▸ **The task**
Please return the full listing below without altering anything.
++++ Given records
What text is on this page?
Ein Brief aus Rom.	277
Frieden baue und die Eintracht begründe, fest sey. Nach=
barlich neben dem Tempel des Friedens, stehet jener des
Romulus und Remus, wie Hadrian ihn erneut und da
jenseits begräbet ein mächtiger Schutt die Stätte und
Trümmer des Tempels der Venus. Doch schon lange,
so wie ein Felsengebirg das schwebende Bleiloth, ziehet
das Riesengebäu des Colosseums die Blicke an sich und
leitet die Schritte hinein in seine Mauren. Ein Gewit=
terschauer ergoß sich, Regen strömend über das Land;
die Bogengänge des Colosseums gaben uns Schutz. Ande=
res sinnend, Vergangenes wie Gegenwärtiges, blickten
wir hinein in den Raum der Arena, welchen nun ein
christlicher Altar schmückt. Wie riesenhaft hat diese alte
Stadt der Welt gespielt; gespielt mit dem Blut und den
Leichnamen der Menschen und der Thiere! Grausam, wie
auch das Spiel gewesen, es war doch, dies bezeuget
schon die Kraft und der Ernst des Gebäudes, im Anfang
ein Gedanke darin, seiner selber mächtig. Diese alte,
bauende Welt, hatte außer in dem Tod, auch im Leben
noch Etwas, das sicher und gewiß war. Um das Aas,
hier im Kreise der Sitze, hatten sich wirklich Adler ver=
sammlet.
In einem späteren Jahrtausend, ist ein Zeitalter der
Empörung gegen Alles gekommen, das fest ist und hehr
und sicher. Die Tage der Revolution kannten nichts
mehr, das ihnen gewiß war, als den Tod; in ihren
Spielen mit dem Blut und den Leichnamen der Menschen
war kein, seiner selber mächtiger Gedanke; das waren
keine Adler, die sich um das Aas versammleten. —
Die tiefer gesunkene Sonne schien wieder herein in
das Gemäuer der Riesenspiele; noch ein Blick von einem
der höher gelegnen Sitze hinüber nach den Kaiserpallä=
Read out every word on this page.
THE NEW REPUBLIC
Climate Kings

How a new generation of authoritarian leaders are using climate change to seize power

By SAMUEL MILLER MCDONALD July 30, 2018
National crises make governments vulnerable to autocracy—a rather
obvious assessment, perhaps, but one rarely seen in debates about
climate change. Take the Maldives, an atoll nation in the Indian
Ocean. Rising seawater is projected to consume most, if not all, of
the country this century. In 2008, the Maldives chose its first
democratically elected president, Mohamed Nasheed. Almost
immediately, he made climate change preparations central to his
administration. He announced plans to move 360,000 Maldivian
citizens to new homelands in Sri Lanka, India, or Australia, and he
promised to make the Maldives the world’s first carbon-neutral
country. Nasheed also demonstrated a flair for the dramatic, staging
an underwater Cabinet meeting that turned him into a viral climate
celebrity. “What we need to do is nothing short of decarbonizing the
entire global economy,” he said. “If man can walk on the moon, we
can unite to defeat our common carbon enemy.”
++++++++
▸ **Output of the task**
What text is on this page?
Ein Brief aus Rom.	277
Frieden baue und die Eintracht begründe, fest sey. Nach=
barlich neben dem Tempel des Friedens, stehet jener des
Romulus und Remus, wie Hadrian ihn erneut und da
jenseits begräbet ein mächtiger Schutt die Stätte und
Trümmer des Tempels der Venus. Doch schon lange,
so wie ein Felsengebirg das schwebende Bleiloth, ziehet
das Riesengebäu des Colosseums die Blicke an sich und
leitet die Schritte hinein in seine Mauren. Ein Gewit=
terschauer ergoß sich, Regen strömend über das Land;
die Bogengänge des Colosseums gaben uns Schutz. Ande=
res sinnend, Vergangenes wie Gegenwärtiges, blickten
wir hinein in den Raum der Arena, welchen nun ein
christlicher Altar schmückt. Wie riesenhaft hat diese alte
Stadt der Welt gespielt; gespielt mit dem Blut und den
Leichnamen der Menschen und der Thiere! Grausam, wie
auch das Spiel gewesen, es war doch, dies bezeuget
schon die Kraft und der Ernst des Gebäudes, im Anfang
ein Gedanke darin, seiner selber mächtig. Diese alte,
bauende Welt, hatte außer in dem Tod, auch im Leben
noch Etwas, das sicher und gewiß war. Um das Aas,
hier im Kreise der Sitze, hatten sich wirklich Adler ver=
sammlet.
In einem späteren Jahrtausend, ist ein Zeitalter der
Empörung gegen Alles gekommen, das fest ist und hehr
und sicher. Die Tage der Revolution kannten nichts
mehr, das ihnen gewiß war, als den Tod; in ihren
Spielen mit dem Blut und den Leichnamen der Menschen
war kein, seiner selber mächtiger Gedanke; das waren
keine Adler, die sich um das Aas versammleten. —
Die tiefer gesunkene Sonne schien wieder herein in
das Gemäuer der Riesenspiele; noch ein Blick von einem
der höher gelegnen Sitze hinüber nach den Kaiserpallä=
Read out every word on this page.
THE NEW REPUBLIC
Climate Kings

How a new generation of authoritarian leaders are using climate change to seize power

By SAMUEL MILLER MCDONALD July 30, 2018
National crises make governments vulnerable to autocracy—a rather
obvious assessment, perhaps, but one rarely seen in debates about
climate change. Take the Maldives, an atoll nation in the Indian
Ocean. Rising seawater is projected to consume most, if not all, of
the country this century. In 2008, the Maldives chose its first
democratically elected president, Mohamed Nasheed. Almost
immediately, he made climate change preparations central to his
administration. He announced plans to move 360,000 Maldivian
citizens to new homelands in Sri Lanka, India, or Australia, and he
promised to make the Maldives the world’s first carbon-neutral
country. Nasheed also demonstrated a flair for the dramatic, staging
an underwater Cabinet meeting that turned him into a viral climate
celebrity. “What we need to do is nothing short of decarbonizing the
entire global economy,” he said. “If man can walk on the moon, we
can unite to defeat our common carbon enemy.”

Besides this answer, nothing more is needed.